#### Figure dataset records
★ ★ ★ ★ ★

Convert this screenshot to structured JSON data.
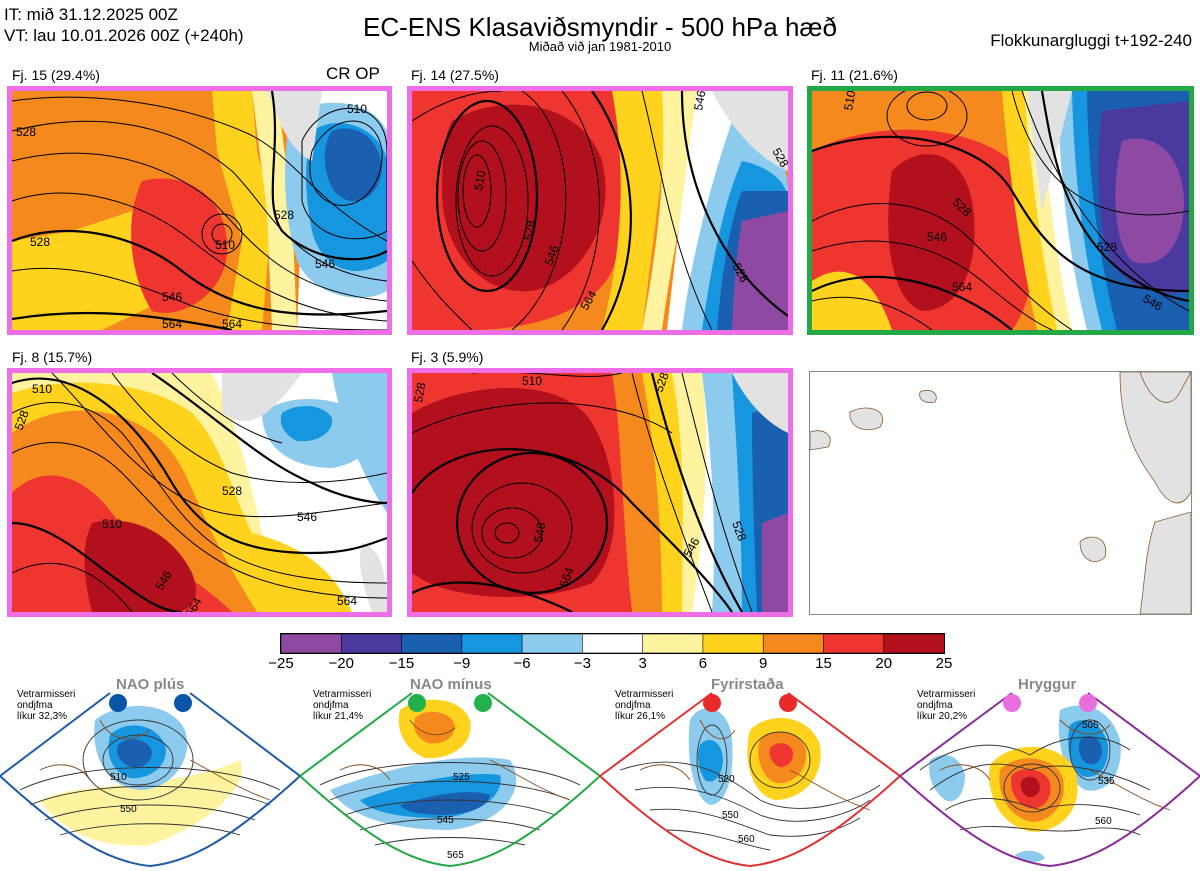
{
  "header": {
    "it": "IT: mið 31.12.2025 00Z",
    "vt": "VT: lau 10.01.2026 00Z  (+240h)",
    "title": "EC-ENS Klasaviðsmyndir - 500 hPa hæð",
    "subtitle": "Miðað við jan 1981-2010",
    "window": "Flokkunargluggi t+192-240"
  },
  "colors": {
    "pink": "#ee6ee8",
    "green": "#22a845",
    "blue_frame": "#1f5aa6",
    "red_frame": "#e03030",
    "purple_frame": "#8a2a9a",
    "land": "#e2e2e2",
    "coast": "#8a5a2a"
  },
  "panels": [
    {
      "label": "Fj. 15 (29.4%)",
      "extra": "CR OP",
      "border": "pink"
    },
    {
      "label": "Fj. 14 (27.5%)",
      "border": "pink"
    },
    {
      "label": "Fj. 11 (21.6%)",
      "border": "green"
    },
    {
      "label": "Fj. 8 (15.7%)",
      "border": "pink"
    },
    {
      "label": "Fj. 3 (5.9%)",
      "border": "pink"
    }
  ],
  "contour_labels": {
    "p1": [
      "510",
      "528",
      "546",
      "564",
      "528",
      "510",
      "546",
      "564",
      "528"
    ],
    "p2": [
      "510",
      "528",
      "546",
      "564",
      "528",
      "546",
      "528"
    ],
    "p3": [
      "510",
      "528",
      "546",
      "564",
      "528",
      "546"
    ],
    "p4": [
      "510",
      "528",
      "546",
      "564",
      "528",
      "546",
      "564",
      "510"
    ],
    "p5": [
      "510",
      "528",
      "546",
      "564",
      "528",
      "546",
      "528"
    ]
  },
  "chart_data": {
    "type": "heatmap",
    "title": "EC-ENS Klasaviðsmyndir - 500 hPa hæð",
    "colorbar": {
      "ticks": [
        "−25",
        "−20",
        "−15",
        "−9",
        "−6",
        "−3",
        "3",
        "6",
        "9",
        "15",
        "20",
        "25"
      ],
      "colors": [
        "#8e4aa3",
        "#4a3aa0",
        "#1a5fb0",
        "#1596df",
        "#8ccbee",
        "#ffffff",
        "#fff3a0",
        "#ffd21e",
        "#f5891e",
        "#ee3530",
        "#b1101c"
      ]
    }
  },
  "regimes": [
    {
      "title": "NAO plús",
      "note": [
        "Vetrarmisseri",
        "ondjfma",
        "líkur 32,3%"
      ],
      "dot": "#0a55a8",
      "border": "#1f5aa6",
      "labels": [
        "510",
        "550"
      ]
    },
    {
      "title": "NAO mínus",
      "note": [
        "Vetrarmisseri",
        "ondjfma",
        "líkur 21,4%"
      ],
      "dot": "#22b14c",
      "border": "#22a845",
      "labels": [
        "525",
        "545",
        "565"
      ]
    },
    {
      "title": "Fyrirstaða",
      "note": [
        "Vetrarmisseri",
        "ondjfma",
        "líkur 26,1%"
      ],
      "dot": "#e82a2a",
      "border": "#e03030",
      "labels": [
        "520",
        "550",
        "560"
      ]
    },
    {
      "title": "Hryggur",
      "note": [
        "Vetrarmisseri",
        "ondjfma",
        "líkur 20,2%"
      ],
      "dot": "#e86ee0",
      "border": "#8a2a9a",
      "labels": [
        "505",
        "535",
        "560"
      ]
    }
  ]
}
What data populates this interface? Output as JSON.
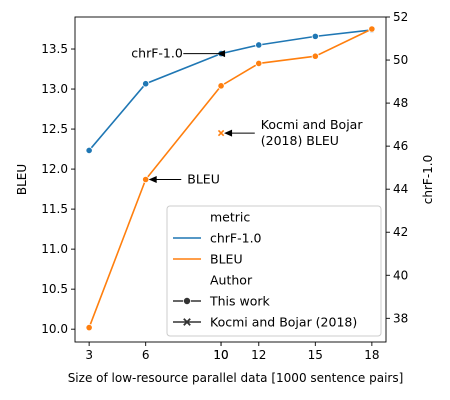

★ ★ ★ ★ ★

#### EXERCISE OBJECTIVE
In your copy, leave out the pictures and reproduce the material above exactly.

#### COMPLETED TASK
Convert this screenshot to structured JSON data.
{
  "header": {
    "it": "IT: mið 31.12.2025 00Z",
    "vt": "VT: lau 10.01.2026 00Z  (+240h)",
    "title": "EC-ENS Klasaviðsmyndir - 500 hPa hæð",
    "subtitle": "Miðað við jan 1981-2010",
    "window": "Flokkunargluggi t+192-240"
  },
  "colors": {
    "pink": "#ee6ee8",
    "green": "#22a845",
    "blue_frame": "#1f5aa6",
    "red_frame": "#e03030",
    "purple_frame": "#8a2a9a",
    "land": "#e2e2e2",
    "coast": "#8a5a2a"
  },
  "panels": [
    {
      "label": "Fj. 15 (29.4%)",
      "extra": "CR OP",
      "border": "pink"
    },
    {
      "label": "Fj. 14 (27.5%)",
      "border": "pink"
    },
    {
      "label": "Fj. 11 (21.6%)",
      "border": "green"
    },
    {
      "label": "Fj. 8 (15.7%)",
      "border": "pink"
    },
    {
      "label": "Fj. 3 (5.9%)",
      "border": "pink"
    }
  ],
  "contour_labels": {
    "p1": [
      "510",
      "528",
      "546",
      "564",
      "528",
      "510",
      "546",
      "564",
      "528"
    ],
    "p2": [
      "510",
      "528",
      "546",
      "564",
      "528",
      "546",
      "528"
    ],
    "p3": [
      "510",
      "528",
      "546",
      "564",
      "528",
      "546"
    ],
    "p4": [
      "510",
      "528",
      "546",
      "564",
      "528",
      "546",
      "564",
      "510"
    ],
    "p5": [
      "510",
      "528",
      "546",
      "564",
      "528",
      "546",
      "528"
    ]
  },
  "chart_data": {
    "type": "heatmap",
    "title": "EC-ENS Klasaviðsmyndir - 500 hPa hæð",
    "colorbar": {
      "ticks": [
        "−25",
        "−20",
        "−15",
        "−9",
        "−6",
        "−3",
        "3",
        "6",
        "9",
        "15",
        "20",
        "25"
      ],
      "colors": [
        "#8e4aa3",
        "#4a3aa0",
        "#1a5fb0",
        "#1596df",
        "#8ccbee",
        "#ffffff",
        "#fff3a0",
        "#ffd21e",
        "#f5891e",
        "#ee3530",
        "#b1101c"
      ]
    }
  },
  "regimes": [
    {
      "title": "NAO plús",
      "note": [
        "Vetrarmisseri",
        "ondjfma",
        "líkur 32,3%"
      ],
      "dot": "#0a55a8",
      "border": "#1f5aa6",
      "labels": [
        "510",
        "550"
      ]
    },
    {
      "title": "NAO mínus",
      "note": [
        "Vetrarmisseri",
        "ondjfma",
        "líkur 21,4%"
      ],
      "dot": "#22b14c",
      "border": "#22a845",
      "labels": [
        "525",
        "545",
        "565"
      ]
    },
    {
      "title": "Fyrirstaða",
      "note": [
        "Vetrarmisseri",
        "ondjfma",
        "líkur 26,1%"
      ],
      "dot": "#e82a2a",
      "border": "#e03030",
      "labels": [
        "520",
        "550",
        "560"
      ]
    },
    {
      "title": "Hryggur",
      "note": [
        "Vetrarmisseri",
        "ondjfma",
        "líkur 20,2%"
      ],
      "dot": "#e86ee0",
      "border": "#8a2a9a",
      "labels": [
        "505",
        "535",
        "560"
      ]
    }
  ]
}
What data populates this interface? Output as JSON.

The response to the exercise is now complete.